* Begin DATA TO USE *

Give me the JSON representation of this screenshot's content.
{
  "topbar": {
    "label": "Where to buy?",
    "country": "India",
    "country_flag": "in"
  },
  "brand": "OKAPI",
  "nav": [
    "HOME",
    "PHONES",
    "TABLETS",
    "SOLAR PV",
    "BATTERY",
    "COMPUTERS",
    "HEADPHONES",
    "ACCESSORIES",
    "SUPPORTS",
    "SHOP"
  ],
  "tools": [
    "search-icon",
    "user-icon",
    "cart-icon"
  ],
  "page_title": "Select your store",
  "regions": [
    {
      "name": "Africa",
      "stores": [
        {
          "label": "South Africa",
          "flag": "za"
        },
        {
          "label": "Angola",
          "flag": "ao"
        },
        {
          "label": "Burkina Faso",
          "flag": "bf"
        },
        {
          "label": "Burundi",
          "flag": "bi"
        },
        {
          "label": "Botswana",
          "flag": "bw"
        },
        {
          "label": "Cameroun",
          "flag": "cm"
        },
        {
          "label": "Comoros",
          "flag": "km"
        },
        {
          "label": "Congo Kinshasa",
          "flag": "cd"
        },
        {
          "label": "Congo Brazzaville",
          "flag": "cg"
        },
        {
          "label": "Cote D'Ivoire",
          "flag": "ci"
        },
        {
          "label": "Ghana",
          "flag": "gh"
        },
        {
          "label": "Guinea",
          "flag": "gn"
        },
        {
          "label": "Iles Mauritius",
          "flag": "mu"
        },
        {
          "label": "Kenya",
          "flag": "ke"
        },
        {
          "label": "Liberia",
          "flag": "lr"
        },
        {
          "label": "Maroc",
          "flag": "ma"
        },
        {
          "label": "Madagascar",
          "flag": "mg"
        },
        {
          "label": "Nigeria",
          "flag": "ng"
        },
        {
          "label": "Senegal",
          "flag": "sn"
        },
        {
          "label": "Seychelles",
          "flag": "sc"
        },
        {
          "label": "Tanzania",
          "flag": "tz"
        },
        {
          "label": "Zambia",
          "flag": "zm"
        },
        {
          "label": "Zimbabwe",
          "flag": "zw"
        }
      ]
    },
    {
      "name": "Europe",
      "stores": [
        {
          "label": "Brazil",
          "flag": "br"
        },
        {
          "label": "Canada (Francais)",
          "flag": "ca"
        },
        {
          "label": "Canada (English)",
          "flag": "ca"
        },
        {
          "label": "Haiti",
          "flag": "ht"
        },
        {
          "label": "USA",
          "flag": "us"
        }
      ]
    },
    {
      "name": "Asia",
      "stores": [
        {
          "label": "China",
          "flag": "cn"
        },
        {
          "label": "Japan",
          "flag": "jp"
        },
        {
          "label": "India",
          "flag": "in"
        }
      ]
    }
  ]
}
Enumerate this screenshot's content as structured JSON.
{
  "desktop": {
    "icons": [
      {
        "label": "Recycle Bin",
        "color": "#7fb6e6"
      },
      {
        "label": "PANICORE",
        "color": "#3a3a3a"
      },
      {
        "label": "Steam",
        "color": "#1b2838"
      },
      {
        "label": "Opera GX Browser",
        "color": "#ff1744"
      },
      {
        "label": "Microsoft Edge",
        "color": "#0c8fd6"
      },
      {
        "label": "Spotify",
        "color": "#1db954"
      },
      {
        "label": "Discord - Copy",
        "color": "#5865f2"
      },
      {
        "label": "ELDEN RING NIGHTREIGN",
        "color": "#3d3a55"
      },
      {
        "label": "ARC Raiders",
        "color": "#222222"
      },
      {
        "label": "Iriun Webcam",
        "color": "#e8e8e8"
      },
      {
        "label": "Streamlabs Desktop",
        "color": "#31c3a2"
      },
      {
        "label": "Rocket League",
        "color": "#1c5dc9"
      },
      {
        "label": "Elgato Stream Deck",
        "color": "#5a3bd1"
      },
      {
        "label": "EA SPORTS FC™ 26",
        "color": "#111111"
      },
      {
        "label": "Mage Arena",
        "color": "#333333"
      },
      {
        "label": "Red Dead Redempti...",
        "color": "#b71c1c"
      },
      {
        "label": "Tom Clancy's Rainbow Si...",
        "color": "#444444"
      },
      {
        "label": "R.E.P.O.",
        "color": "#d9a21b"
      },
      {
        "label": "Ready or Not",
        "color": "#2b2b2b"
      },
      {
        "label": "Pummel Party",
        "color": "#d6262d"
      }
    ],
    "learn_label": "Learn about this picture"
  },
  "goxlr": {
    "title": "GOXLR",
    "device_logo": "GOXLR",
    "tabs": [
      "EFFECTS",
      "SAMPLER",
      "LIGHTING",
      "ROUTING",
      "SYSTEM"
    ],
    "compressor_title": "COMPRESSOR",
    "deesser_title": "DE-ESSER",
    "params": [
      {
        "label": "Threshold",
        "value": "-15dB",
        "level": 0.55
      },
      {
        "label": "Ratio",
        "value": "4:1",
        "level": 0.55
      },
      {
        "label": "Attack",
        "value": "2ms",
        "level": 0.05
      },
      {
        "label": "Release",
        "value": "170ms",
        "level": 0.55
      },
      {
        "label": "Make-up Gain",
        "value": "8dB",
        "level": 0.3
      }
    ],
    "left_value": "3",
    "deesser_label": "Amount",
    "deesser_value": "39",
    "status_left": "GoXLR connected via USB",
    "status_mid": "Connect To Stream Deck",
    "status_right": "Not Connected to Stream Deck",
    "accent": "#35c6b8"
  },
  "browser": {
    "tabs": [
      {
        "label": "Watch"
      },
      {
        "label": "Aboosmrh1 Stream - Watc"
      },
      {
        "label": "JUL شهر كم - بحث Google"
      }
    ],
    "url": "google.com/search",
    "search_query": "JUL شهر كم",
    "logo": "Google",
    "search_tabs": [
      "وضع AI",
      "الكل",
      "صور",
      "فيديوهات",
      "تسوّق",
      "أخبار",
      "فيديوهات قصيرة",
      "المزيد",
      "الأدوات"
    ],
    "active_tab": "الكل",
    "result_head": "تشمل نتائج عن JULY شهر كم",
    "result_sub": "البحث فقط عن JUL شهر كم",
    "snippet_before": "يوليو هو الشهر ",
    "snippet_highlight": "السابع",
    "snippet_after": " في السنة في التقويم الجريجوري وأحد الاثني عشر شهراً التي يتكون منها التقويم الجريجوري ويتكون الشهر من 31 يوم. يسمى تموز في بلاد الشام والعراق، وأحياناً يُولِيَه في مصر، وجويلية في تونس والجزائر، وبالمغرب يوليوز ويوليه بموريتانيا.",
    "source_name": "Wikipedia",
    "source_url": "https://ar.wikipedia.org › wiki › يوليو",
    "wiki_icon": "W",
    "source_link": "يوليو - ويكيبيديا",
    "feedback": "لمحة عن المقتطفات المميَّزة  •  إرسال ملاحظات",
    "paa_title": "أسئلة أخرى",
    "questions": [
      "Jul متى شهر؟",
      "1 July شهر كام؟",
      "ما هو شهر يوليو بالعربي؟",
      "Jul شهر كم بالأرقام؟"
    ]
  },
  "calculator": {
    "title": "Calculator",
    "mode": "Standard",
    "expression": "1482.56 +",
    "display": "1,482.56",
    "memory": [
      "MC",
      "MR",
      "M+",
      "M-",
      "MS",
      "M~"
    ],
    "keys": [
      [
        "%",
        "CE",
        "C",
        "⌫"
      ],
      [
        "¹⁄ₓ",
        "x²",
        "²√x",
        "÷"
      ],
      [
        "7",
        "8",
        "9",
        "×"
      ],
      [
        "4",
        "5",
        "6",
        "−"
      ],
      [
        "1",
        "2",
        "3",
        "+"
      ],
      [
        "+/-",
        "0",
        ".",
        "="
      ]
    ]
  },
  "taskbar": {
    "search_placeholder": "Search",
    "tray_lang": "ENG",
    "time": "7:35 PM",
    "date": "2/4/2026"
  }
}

* End DATA TO USE *

◆ OBJECTIVE
Output all of the data again, exactly.

◆ RESPONSE
Give me the JSON representation of this screenshot's content.
{
  "topbar": {
    "label": "Where to buy?",
    "country": "India",
    "country_flag": "in"
  },
  "brand": "OKAPI",
  "nav": [
    "HOME",
    "PHONES",
    "TABLETS",
    "SOLAR PV",
    "BATTERY",
    "COMPUTERS",
    "HEADPHONES",
    "ACCESSORIES",
    "SUPPORTS",
    "SHOP"
  ],
  "tools": [
    "search-icon",
    "user-icon",
    "cart-icon"
  ],
  "page_title": "Select your store",
  "regions": [
    {
      "name": "Africa",
      "stores": [
        {
          "label": "South Africa",
          "flag": "za"
        },
        {
          "label": "Angola",
          "flag": "ao"
        },
        {
          "label": "Burkina Faso",
          "flag": "bf"
        },
        {
          "label": "Burundi",
          "flag": "bi"
        },
        {
          "label": "Botswana",
          "flag": "bw"
        },
        {
          "label": "Cameroun",
          "flag": "cm"
        },
        {
          "label": "Comoros",
          "flag": "km"
        },
        {
          "label": "Congo Kinshasa",
          "flag": "cd"
        },
        {
          "label": "Congo Brazzaville",
          "flag": "cg"
        },
        {
          "label": "Cote D'Ivoire",
          "flag": "ci"
        },
        {
          "label": "Ghana",
          "flag": "gh"
        },
        {
          "label": "Guinea",
          "flag": "gn"
        },
        {
          "label": "Iles Mauritius",
          "flag": "mu"
        },
        {
          "label": "Kenya",
          "flag": "ke"
        },
        {
          "label": "Liberia",
          "flag": "lr"
        },
        {
          "label": "Maroc",
          "flag": "ma"
        },
        {
          "label": "Madagascar",
          "flag": "mg"
        },
        {
          "label": "Nigeria",
          "flag": "ng"
        },
        {
          "label": "Senegal",
          "flag": "sn"
        },
        {
          "label": "Seychelles",
          "flag": "sc"
        },
        {
          "label": "Tanzania",
          "flag": "tz"
        },
        {
          "label": "Zambia",
          "flag": "zm"
        },
        {
          "label": "Zimbabwe",
          "flag": "zw"
        }
      ]
    },
    {
      "name": "Europe",
      "stores": [
        {
          "label": "Brazil",
          "flag": "br"
        },
        {
          "label": "Canada (Francais)",
          "flag": "ca"
        },
        {
          "label": "Canada (English)",
          "flag": "ca"
        },
        {
          "label": "Haiti",
          "flag": "ht"
        },
        {
          "label": "USA",
          "flag": "us"
        }
      ]
    },
    {
      "name": "Asia",
      "stores": [
        {
          "label": "China",
          "flag": "cn"
        },
        {
          "label": "Japan",
          "flag": "jp"
        },
        {
          "label": "India",
          "flag": "in"
        }
      ]
    }
  ]
}
Enumerate this screenshot's content as structured JSON.
{
  "desktop": {
    "icons": [
      {
        "label": "Recycle Bin",
        "color": "#7fb6e6"
      },
      {
        "label": "PANICORE",
        "color": "#3a3a3a"
      },
      {
        "label": "Steam",
        "color": "#1b2838"
      },
      {
        "label": "Opera GX Browser",
        "color": "#ff1744"
      },
      {
        "label": "Microsoft Edge",
        "color": "#0c8fd6"
      },
      {
        "label": "Spotify",
        "color": "#1db954"
      },
      {
        "label": "Discord - Copy",
        "color": "#5865f2"
      },
      {
        "label": "ELDEN RING NIGHTREIGN",
        "color": "#3d3a55"
      },
      {
        "label": "ARC Raiders",
        "color": "#222222"
      },
      {
        "label": "Iriun Webcam",
        "color": "#e8e8e8"
      },
      {
        "label": "Streamlabs Desktop",
        "color": "#31c3a2"
      },
      {
        "label": "Rocket League",
        "color": "#1c5dc9"
      },
      {
        "label": "Elgato Stream Deck",
        "color": "#5a3bd1"
      },
      {
        "label": "EA SPORTS FC™ 26",
        "color": "#111111"
      },
      {
        "label": "Mage Arena",
        "color": "#333333"
      },
      {
        "label": "Red Dead Redempti...",
        "color": "#b71c1c"
      },
      {
        "label": "Tom Clancy's Rainbow Si...",
        "color": "#444444"
      },
      {
        "label": "R.E.P.O.",
        "color": "#d9a21b"
      },
      {
        "label": "Ready or Not",
        "color": "#2b2b2b"
      },
      {
        "label": "Pummel Party",
        "color": "#d6262d"
      }
    ],
    "learn_label": "Learn about this picture"
  },
  "goxlr": {
    "title": "GOXLR",
    "device_logo": "GOXLR",
    "tabs": [
      "EFFECTS",
      "SAMPLER",
      "LIGHTING",
      "ROUTING",
      "SYSTEM"
    ],
    "compressor_title": "COMPRESSOR",
    "deesser_title": "DE-ESSER",
    "params": [
      {
        "label": "Threshold",
        "value": "-15dB",
        "level": 0.55
      },
      {
        "label": "Ratio",
        "value": "4:1",
        "level": 0.55
      },
      {
        "label": "Attack",
        "value": "2ms",
        "level": 0.05
      },
      {
        "label": "Release",
        "value": "170ms",
        "level": 0.55
      },
      {
        "label": "Make-up Gain",
        "value": "8dB",
        "level": 0.3
      }
    ],
    "left_value": "3",
    "deesser_label": "Amount",
    "deesser_value": "39",
    "status_left": "GoXLR connected via USB",
    "status_mid": "Connect To Stream Deck",
    "status_right": "Not Connected to Stream Deck",
    "accent": "#35c6b8"
  },
  "browser": {
    "tabs": [
      {
        "label": "Watch"
      },
      {
        "label": "Aboosmrh1 Stream - Watc"
      },
      {
        "label": "JUL شهر كم - بحث Google"
      }
    ],
    "url": "google.com/search",
    "search_query": "JUL شهر كم",
    "logo": "Google",
    "search_tabs": [
      "وضع AI",
      "الكل",
      "صور",
      "فيديوهات",
      "تسوّق",
      "أخبار",
      "فيديوهات قصيرة",
      "المزيد",
      "الأدوات"
    ],
    "active_tab": "الكل",
    "result_head": "تشمل نتائج عن JULY شهر كم",
    "result_sub": "البحث فقط عن JUL شهر كم",
    "snippet_before": "يوليو هو الشهر ",
    "snippet_highlight": "السابع",
    "snippet_after": " في السنة في التقويم الجريجوري وأحد الاثني عشر شهراً التي يتكون منها التقويم الجريجوري ويتكون الشهر من 31 يوم. يسمى تموز في بلاد الشام والعراق، وأحياناً يُولِيَه في مصر، وجويلية في تونس والجزائر، وبالمغرب يوليوز ويوليه بموريتانيا.",
    "source_name": "Wikipedia",
    "source_url": "https://ar.wikipedia.org › wiki › يوليو",
    "wiki_icon": "W",
    "source_link": "يوليو - ويكيبيديا",
    "feedback": "لمحة عن المقتطفات المميَّزة  •  إرسال ملاحظات",
    "paa_title": "أسئلة أخرى",
    "questions": [
      "Jul متى شهر؟",
      "1 July شهر كام؟",
      "ما هو شهر يوليو بالعربي؟",
      "Jul شهر كم بالأرقام؟"
    ]
  },
  "calculator": {
    "title": "Calculator",
    "mode": "Standard",
    "expression": "1482.56 +",
    "display": "1,482.56",
    "memory": [
      "MC",
      "MR",
      "M+",
      "M-",
      "MS",
      "M~"
    ],
    "keys": [
      [
        "%",
        "CE",
        "C",
        "⌫"
      ],
      [
        "¹⁄ₓ",
        "x²",
        "²√x",
        "÷"
      ],
      [
        "7",
        "8",
        "9",
        "×"
      ],
      [
        "4",
        "5",
        "6",
        "−"
      ],
      [
        "1",
        "2",
        "3",
        "+"
      ],
      [
        "+/-",
        "0",
        ".",
        "="
      ]
    ]
  },
  "taskbar": {
    "search_placeholder": "Search",
    "tray_lang": "ENG",
    "time": "7:35 PM",
    "date": "2/4/2026"
  }
}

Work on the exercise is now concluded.